- GOAL -
Collect every line of the records that contains the string "Getting". Uppercase and lowercase letters must match.

- SOURCE MATERIAL -
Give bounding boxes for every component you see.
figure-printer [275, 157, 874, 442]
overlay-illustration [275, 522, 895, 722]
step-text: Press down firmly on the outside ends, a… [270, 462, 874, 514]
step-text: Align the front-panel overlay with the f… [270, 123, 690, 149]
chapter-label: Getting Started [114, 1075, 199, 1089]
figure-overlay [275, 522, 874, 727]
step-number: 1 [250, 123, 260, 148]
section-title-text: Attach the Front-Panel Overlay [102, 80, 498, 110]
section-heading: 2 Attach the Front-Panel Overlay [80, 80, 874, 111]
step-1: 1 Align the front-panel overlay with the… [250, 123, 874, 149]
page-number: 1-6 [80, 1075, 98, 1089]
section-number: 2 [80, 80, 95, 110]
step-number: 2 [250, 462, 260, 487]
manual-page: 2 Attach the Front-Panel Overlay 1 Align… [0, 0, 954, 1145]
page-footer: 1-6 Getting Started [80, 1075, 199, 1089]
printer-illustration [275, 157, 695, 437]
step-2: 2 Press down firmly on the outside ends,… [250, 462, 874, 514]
--
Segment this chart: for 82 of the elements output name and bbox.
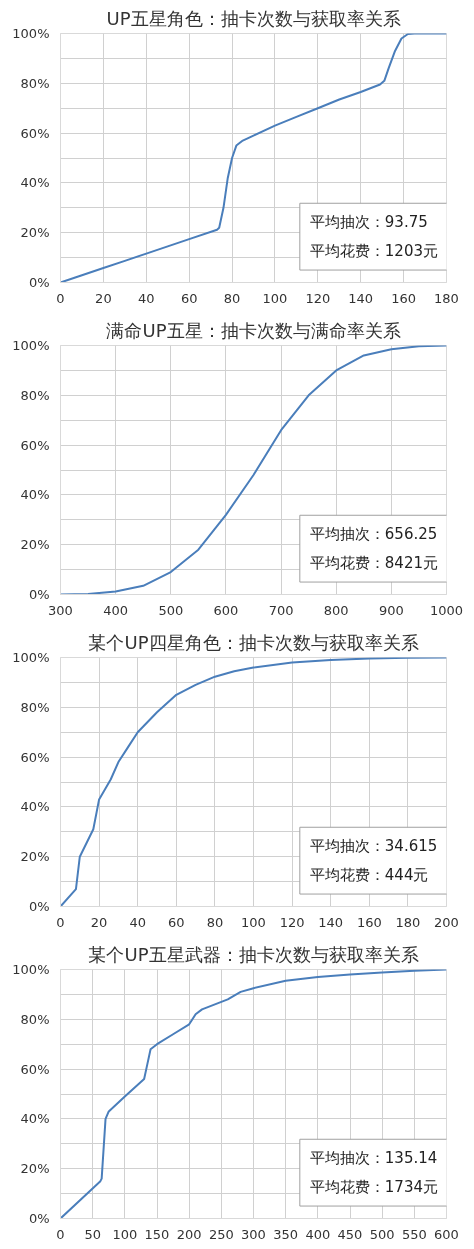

- TASK OUTPUT -
chapter-label: Getting Started [114, 1075, 199, 1089]
page-footer: 1-6 Getting Started [80, 1075, 199, 1089]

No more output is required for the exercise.